Exercise instructions: Give the number of lines in the entries that contain "años". State only the count.

Rows:
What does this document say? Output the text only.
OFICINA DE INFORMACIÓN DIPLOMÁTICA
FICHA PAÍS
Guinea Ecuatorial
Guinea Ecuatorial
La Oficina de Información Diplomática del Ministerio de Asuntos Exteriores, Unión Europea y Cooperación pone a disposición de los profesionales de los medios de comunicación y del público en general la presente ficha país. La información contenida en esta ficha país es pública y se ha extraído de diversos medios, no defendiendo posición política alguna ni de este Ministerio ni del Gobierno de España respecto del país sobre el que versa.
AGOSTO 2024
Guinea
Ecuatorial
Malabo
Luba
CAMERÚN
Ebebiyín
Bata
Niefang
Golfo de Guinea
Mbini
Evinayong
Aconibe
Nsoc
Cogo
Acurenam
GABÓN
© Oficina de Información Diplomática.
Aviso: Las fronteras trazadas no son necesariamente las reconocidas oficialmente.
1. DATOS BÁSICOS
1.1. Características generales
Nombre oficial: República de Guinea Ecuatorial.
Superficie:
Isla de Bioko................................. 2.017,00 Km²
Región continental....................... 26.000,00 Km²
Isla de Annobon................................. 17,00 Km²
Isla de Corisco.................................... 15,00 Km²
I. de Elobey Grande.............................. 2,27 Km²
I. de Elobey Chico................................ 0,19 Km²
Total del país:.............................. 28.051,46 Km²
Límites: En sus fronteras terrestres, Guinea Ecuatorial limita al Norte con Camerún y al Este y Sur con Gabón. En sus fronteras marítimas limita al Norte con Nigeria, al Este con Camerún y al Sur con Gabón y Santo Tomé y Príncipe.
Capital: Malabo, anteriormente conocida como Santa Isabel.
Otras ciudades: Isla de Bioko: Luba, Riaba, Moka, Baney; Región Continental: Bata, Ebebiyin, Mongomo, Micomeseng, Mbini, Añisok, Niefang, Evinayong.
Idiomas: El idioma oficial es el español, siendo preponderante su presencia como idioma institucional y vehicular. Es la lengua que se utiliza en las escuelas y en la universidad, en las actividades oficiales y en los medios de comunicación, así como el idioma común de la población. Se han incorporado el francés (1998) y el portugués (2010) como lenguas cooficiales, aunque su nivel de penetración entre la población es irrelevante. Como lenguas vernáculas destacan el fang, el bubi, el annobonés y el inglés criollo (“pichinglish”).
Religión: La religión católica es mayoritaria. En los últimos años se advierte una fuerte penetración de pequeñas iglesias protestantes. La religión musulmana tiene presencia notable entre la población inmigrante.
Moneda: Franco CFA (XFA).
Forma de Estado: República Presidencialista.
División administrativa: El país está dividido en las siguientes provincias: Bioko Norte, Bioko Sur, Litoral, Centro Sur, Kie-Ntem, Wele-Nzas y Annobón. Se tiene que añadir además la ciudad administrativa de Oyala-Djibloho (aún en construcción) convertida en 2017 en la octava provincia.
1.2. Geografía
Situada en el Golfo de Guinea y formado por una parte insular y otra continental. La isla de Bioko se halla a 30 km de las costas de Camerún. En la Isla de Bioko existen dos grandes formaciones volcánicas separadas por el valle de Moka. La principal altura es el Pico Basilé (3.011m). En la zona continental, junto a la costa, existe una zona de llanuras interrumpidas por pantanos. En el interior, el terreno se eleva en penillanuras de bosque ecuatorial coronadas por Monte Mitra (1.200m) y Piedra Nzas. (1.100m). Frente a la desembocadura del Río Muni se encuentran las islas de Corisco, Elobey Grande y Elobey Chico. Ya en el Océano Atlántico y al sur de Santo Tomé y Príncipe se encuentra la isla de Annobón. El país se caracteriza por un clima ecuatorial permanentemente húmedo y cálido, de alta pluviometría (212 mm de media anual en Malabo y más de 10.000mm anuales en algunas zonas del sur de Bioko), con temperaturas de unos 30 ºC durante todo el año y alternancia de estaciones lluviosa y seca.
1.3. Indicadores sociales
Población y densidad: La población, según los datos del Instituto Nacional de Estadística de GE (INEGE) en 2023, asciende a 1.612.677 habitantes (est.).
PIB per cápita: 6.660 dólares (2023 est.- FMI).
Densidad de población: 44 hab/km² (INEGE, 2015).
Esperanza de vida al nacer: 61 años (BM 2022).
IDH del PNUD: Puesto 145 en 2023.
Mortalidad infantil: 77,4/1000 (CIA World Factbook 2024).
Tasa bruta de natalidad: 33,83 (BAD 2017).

Worked answer: 2